- **EXERCISE**: Please give the data below again in full, exactly as it stands.

Items from a figure collection
****
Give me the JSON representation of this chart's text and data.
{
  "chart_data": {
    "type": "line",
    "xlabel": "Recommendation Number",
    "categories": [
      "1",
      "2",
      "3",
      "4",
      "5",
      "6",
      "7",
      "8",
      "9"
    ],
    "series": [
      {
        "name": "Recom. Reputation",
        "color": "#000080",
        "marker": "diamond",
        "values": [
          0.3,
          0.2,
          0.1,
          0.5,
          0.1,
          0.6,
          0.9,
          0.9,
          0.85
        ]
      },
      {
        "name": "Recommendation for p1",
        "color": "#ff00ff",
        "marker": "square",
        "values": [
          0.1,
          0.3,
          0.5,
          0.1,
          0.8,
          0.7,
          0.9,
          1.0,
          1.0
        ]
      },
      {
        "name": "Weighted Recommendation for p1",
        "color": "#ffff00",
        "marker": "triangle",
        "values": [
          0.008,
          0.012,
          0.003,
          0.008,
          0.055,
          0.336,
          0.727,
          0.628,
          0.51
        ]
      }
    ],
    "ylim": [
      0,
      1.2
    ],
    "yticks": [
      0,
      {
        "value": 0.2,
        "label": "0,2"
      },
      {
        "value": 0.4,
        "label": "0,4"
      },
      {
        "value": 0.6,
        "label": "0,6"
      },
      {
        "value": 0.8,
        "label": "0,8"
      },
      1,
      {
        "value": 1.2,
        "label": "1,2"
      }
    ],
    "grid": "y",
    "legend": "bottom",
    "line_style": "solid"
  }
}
****
- **SOLUTION FOR THIS EXERCISE**:
Give me the JSON representation of this chart's text and data.
{
  "chart_data": {
    "type": "line",
    "xlabel": "Recommendation Number",
    "categories": [
      "1",
      "2",
      "3",
      "4",
      "5",
      "6",
      "7",
      "8",
      "9"
    ],
    "series": [
      {
        "name": "Recom. Reputation",
        "color": "#000080",
        "marker": "diamond",
        "values": [
          0.3,
          0.2,
          0.1,
          0.5,
          0.1,
          0.6,
          0.9,
          0.9,
          0.85
        ]
      },
      {
        "name": "Recommendation for p1",
        "color": "#ff00ff",
        "marker": "square",
        "values": [
          0.1,
          0.3,
          0.5,
          0.1,
          0.8,
          0.7,
          0.9,
          1.0,
          1.0
        ]
      },
      {
        "name": "Weighted Recommendation for p1",
        "color": "#ffff00",
        "marker": "triangle",
        "values": [
          0.008,
          0.012,
          0.003,
          0.008,
          0.055,
          0.336,
          0.727,
          0.628,
          0.51
        ]
      }
    ],
    "ylim": [
      0,
      1.2
    ],
    "yticks": [
      0,
      {
        "value": 0.2,
        "label": "0,2"
      },
      {
        "value": 0.4,
        "label": "0,4"
      },
      {
        "value": 0.6,
        "label": "0,6"
      },
      {
        "value": 0.8,
        "label": "0,8"
      },
      1,
      {
        "value": 1.2,
        "label": "1,2"
      }
    ],
    "grid": "y",
    "legend": "bottom",
    "line_style": "solid"
  }
}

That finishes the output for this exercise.